▶ **Brano fornito**
--------------------------------------------------
L'Antigone, ideata nel 1776 e pubblicata nel 1783, riprende il mito greco trattato nell'omonima tragedia da Sofocle. Antigone è sopravvissuta a una grande tragedia: è figlia delle nozze incestuose di Edipo e della di lui madre Giocasta, ha avuto rivelazione di ciò, ha visto il padre cieco allontanarsi dalla sua terra, ha assistito alla lotta fratricida di Eteocle e Polinice, suoi fratelli, e alla loro morte e al suicidio di Giocasta. Ora, oppressa da tante sciagure ma non vinta, intende dare sepoltura all'amato fratello Polinice, che Creonte, conquistato il potere legale, ha decretato debba restare insepolto.
Nell'Atto primo Argia, la moglie di Polinice, entra a Tebe col favore delle tenebre, decisa a dare sepoltura al marito; lo stesso fa Antigone, per conto suo; avviene il riconoscimento fra le due donne, e in un intenso colloquio vengono presi gli accordi per l'impresa da compiere. L'Atto secondo inizia con un colloquio fra il tiranno Creonte e il figlio Emone che cerca di persuaderlo a recedere dalla proibizione di dar sepoltura al corpo di Polinice. Segue poi la scena seconda nella quale Antigone ed Argia, che sono state sorprese dalle guardie, sono di fronte a Creonte: lo scontro tra l'esigenza di libertà impersonata da Antigone e la volontà di potenza di Creonte è nettissimo. Alla fine Argia e Antigone vengono imprigionate separatamente.
--------------------------------------------------
▶ **Righe fornite**
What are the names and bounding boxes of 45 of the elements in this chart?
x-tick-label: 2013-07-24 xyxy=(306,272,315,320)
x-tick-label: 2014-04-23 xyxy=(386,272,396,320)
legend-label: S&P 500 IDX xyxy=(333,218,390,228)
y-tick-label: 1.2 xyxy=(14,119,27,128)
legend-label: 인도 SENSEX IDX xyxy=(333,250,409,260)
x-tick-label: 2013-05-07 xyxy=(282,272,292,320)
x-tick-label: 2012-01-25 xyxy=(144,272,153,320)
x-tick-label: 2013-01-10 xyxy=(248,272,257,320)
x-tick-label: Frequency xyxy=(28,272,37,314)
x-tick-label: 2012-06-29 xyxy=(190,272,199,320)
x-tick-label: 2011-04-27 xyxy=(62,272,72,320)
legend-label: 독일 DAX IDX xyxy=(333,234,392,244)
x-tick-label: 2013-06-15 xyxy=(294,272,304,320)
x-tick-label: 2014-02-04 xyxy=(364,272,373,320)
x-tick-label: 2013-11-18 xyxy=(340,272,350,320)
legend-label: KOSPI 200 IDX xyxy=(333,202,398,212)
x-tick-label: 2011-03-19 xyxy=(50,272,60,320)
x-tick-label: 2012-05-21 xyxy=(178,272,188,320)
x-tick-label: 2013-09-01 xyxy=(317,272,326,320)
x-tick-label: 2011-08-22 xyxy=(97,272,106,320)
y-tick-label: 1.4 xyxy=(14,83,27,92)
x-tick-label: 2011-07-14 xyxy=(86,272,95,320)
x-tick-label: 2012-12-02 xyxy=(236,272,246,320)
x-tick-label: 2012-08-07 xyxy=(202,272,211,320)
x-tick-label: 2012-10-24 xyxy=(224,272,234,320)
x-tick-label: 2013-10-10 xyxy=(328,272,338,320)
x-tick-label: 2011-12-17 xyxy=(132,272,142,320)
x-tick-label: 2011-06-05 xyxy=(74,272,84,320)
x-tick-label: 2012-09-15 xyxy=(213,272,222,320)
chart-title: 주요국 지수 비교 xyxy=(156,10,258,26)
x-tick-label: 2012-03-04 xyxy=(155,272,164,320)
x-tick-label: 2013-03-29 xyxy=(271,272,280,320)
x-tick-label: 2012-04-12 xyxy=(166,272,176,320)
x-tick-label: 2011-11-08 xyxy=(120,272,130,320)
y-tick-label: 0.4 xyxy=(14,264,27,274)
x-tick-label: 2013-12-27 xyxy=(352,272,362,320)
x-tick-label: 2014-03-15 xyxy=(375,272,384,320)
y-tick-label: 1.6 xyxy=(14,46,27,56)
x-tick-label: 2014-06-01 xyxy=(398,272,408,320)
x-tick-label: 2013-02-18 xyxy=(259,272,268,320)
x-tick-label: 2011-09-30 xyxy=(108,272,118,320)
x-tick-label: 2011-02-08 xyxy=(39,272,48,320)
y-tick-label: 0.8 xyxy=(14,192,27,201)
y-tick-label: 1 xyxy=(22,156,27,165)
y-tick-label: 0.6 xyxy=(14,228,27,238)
--------------------------------------------------
▶ **Compiti da svolgere**
1. In che anno fu pubblicata l'Antigone, secondo il brano sull'Antigone?
2. Queste affermazioni concordano con il brano sull'Antigone? Per ciascuna rispondi sì o no e cita le parole del brano che lo decidono. (a) Argia è la moglie di Polinice. (b) Nell'Atto secondo Emone sostiene il divieto del padre di seppellire Polinice. (c) Alla fine Argia e Antigone vengono imprigionate insieme.

▶ **Risposte ai compiti**
1. Nel 1783.

2.
(a) Sì: «Argia, la moglie di Polinice».
(b) No: «cerca di persuaderlo a recedere dalla proibizione di dar sepoltura al corpo di Polinice».
(c) No: «vengono imprigionate separatamente».